• **TASK DETAILS**
Your task is to give the data again, exactly, with every line intact.

• **INPUT MATERIAL**
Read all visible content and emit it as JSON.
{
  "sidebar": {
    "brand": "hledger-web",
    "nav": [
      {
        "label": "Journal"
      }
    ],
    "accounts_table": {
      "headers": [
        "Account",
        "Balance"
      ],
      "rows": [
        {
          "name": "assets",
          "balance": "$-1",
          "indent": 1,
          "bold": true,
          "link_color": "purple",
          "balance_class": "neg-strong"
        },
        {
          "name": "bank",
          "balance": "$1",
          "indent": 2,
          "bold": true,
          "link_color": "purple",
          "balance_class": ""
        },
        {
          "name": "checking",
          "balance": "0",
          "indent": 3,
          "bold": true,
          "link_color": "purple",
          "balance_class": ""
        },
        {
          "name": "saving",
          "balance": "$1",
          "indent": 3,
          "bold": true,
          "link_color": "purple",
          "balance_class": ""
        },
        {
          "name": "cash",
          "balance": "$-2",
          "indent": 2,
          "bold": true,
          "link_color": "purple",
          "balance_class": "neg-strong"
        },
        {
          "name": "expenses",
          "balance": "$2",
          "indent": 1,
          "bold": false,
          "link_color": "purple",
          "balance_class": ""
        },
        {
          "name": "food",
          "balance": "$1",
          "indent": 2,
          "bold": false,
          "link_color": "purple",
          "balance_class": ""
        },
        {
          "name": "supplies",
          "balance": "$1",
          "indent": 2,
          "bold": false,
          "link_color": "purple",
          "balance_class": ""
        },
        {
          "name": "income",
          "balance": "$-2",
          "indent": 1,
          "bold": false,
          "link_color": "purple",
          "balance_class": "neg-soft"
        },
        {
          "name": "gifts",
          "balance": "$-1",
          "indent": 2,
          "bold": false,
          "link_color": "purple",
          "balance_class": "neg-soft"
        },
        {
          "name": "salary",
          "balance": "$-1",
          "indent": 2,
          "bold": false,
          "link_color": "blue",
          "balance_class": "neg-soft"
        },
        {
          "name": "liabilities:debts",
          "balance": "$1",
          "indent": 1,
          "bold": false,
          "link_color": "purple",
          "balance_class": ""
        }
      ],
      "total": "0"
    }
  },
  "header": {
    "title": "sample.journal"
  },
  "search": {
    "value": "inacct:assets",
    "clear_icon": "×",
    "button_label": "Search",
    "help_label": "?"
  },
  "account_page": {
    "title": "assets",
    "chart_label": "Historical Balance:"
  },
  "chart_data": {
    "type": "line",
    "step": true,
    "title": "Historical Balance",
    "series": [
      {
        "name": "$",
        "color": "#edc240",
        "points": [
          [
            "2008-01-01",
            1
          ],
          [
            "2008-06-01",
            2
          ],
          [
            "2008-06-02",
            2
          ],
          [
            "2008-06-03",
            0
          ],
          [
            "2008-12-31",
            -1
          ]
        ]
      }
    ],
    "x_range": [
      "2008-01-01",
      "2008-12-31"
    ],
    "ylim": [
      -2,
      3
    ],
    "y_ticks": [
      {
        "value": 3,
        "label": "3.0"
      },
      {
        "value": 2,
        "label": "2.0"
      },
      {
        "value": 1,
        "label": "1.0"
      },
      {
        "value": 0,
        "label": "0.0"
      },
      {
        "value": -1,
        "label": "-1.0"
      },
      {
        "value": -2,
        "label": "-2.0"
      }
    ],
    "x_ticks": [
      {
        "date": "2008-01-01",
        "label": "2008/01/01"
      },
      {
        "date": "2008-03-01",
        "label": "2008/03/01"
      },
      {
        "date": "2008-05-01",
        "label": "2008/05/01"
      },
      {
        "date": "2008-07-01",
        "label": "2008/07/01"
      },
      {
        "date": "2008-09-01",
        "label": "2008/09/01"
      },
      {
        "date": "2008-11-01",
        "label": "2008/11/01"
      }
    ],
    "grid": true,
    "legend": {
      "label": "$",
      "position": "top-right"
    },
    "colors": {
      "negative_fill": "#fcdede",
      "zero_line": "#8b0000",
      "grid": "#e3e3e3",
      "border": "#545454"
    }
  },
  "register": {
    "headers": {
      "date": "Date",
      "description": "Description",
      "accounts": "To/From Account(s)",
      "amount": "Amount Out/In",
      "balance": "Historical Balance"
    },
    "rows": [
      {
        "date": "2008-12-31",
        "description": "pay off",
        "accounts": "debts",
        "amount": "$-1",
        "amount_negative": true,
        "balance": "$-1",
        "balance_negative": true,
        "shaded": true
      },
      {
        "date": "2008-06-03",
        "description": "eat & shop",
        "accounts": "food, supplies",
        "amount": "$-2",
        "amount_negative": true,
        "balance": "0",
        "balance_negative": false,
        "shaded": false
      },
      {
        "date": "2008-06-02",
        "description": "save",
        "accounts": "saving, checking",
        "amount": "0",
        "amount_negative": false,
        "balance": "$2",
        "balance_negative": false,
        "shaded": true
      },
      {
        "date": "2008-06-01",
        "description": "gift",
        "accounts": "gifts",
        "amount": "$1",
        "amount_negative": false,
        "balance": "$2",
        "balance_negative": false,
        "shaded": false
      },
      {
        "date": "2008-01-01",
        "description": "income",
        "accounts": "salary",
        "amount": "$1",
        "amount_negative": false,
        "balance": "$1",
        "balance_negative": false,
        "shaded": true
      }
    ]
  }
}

• **FULL ANSWER**
Read all visible content and emit it as JSON.
{
  "sidebar": {
    "brand": "hledger-web",
    "nav": [
      {
        "label": "Journal"
      }
    ],
    "accounts_table": {
      "headers": [
        "Account",
        "Balance"
      ],
      "rows": [
        {
          "name": "assets",
          "balance": "$-1",
          "indent": 1,
          "bold": true,
          "link_color": "purple",
          "balance_class": "neg-strong"
        },
        {
          "name": "bank",
          "balance": "$1",
          "indent": 2,
          "bold": true,
          "link_color": "purple",
          "balance_class": ""
        },
        {
          "name": "checking",
          "balance": "0",
          "indent": 3,
          "bold": true,
          "link_color": "purple",
          "balance_class": ""
        },
        {
          "name": "saving",
          "balance": "$1",
          "indent": 3,
          "bold": true,
          "link_color": "purple",
          "balance_class": ""
        },
        {
          "name": "cash",
          "balance": "$-2",
          "indent": 2,
          "bold": true,
          "link_color": "purple",
          "balance_class": "neg-strong"
        },
        {
          "name": "expenses",
          "balance": "$2",
          "indent": 1,
          "bold": false,
          "link_color": "purple",
          "balance_class": ""
        },
        {
          "name": "food",
          "balance": "$1",
          "indent": 2,
          "bold": false,
          "link_color": "purple",
          "balance_class": ""
        },
        {
          "name": "supplies",
          "balance": "$1",
          "indent": 2,
          "bold": false,
          "link_color": "purple",
          "balance_class": ""
        },
        {
          "name": "income",
          "balance": "$-2",
          "indent": 1,
          "bold": false,
          "link_color": "purple",
          "balance_class": "neg-soft"
        },
        {
          "name": "gifts",
          "balance": "$-1",
          "indent": 2,
          "bold": false,
          "link_color": "purple",
          "balance_class": "neg-soft"
        },
        {
          "name": "salary",
          "balance": "$-1",
          "indent": 2,
          "bold": false,
          "link_color": "blue",
          "balance_class": "neg-soft"
        },
        {
          "name": "liabilities:debts",
          "balance": "$1",
          "indent": 1,
          "bold": false,
          "link_color": "purple",
          "balance_class": ""
        }
      ],
      "total": "0"
    }
  },
  "header": {
    "title": "sample.journal"
  },
  "search": {
    "value": "inacct:assets",
    "clear_icon": "×",
    "button_label": "Search",
    "help_label": "?"
  },
  "account_page": {
    "title": "assets",
    "chart_label": "Historical Balance:"
  },
  "chart_data": {
    "type": "line",
    "step": true,
    "title": "Historical Balance",
    "series": [
      {
        "name": "$",
        "color": "#edc240",
        "points": [
          [
            "2008-01-01",
            1
          ],
          [
            "2008-06-01",
            2
          ],
          [
            "2008-06-02",
            2
          ],
          [
            "2008-06-03",
            0
          ],
          [
            "2008-12-31",
            -1
          ]
        ]
      }
    ],
    "x_range": [
      "2008-01-01",
      "2008-12-31"
    ],
    "ylim": [
      -2,
      3
    ],
    "y_ticks": [
      {
        "value": 3,
        "label": "3.0"
      },
      {
        "value": 2,
        "label": "2.0"
      },
      {
        "value": 1,
        "label": "1.0"
      },
      {
        "value": 0,
        "label": "0.0"
      },
      {
        "value": -1,
        "label": "-1.0"
      },
      {
        "value": -2,
        "label": "-2.0"
      }
    ],
    "x_ticks": [
      {
        "date": "2008-01-01",
        "label": "2008/01/01"
      },
      {
        "date": "2008-03-01",
        "label": "2008/03/01"
      },
      {
        "date": "2008-05-01",
        "label": "2008/05/01"
      },
      {
        "date": "2008-07-01",
        "label": "2008/07/01"
      },
      {
        "date": "2008-09-01",
        "label": "2008/09/01"
      },
      {
        "date": "2008-11-01",
        "label": "2008/11/01"
      }
    ],
    "grid": true,
    "legend": {
      "label": "$",
      "position": "top-right"
    },
    "colors": {
      "negative_fill": "#fcdede",
      "zero_line": "#8b0000",
      "grid": "#e3e3e3",
      "border": "#545454"
    }
  },
  "register": {
    "headers": {
      "date": "Date",
      "description": "Description",
      "accounts": "To/From Account(s)",
      "amount": "Amount Out/In",
      "balance": "Historical Balance"
    },
    "rows": [
      {
        "date": "2008-12-31",
        "description": "pay off",
        "accounts": "debts",
        "amount": "$-1",
        "amount_negative": true,
        "balance": "$-1",
        "balance_negative": true,
        "shaded": true
      },
      {
        "date": "2008-06-03",
        "description": "eat & shop",
        "accounts": "food, supplies",
        "amount": "$-2",
        "amount_negative": true,
        "balance": "0",
        "balance_negative": false,
        "shaded": false
      },
      {
        "date": "2008-06-02",
        "description": "save",
        "accounts": "saving, checking",
        "amount": "0",
        "amount_negative": false,
        "balance": "$2",
        "balance_negative": false,
        "shaded": true
      },
      {
        "date": "2008-06-01",
        "description": "gift",
        "accounts": "gifts",
        "amount": "$1",
        "amount_negative": false,
        "balance": "$2",
        "balance_negative": false,
        "shaded": false
      },
      {
        "date": "2008-01-01",
        "description": "income",
        "accounts": "salary",
        "amount": "$1",
        "amount_negative": false,
        "balance": "$1",
        "balance_negative": false,
        "shaded": true
      }
    ]
  }
}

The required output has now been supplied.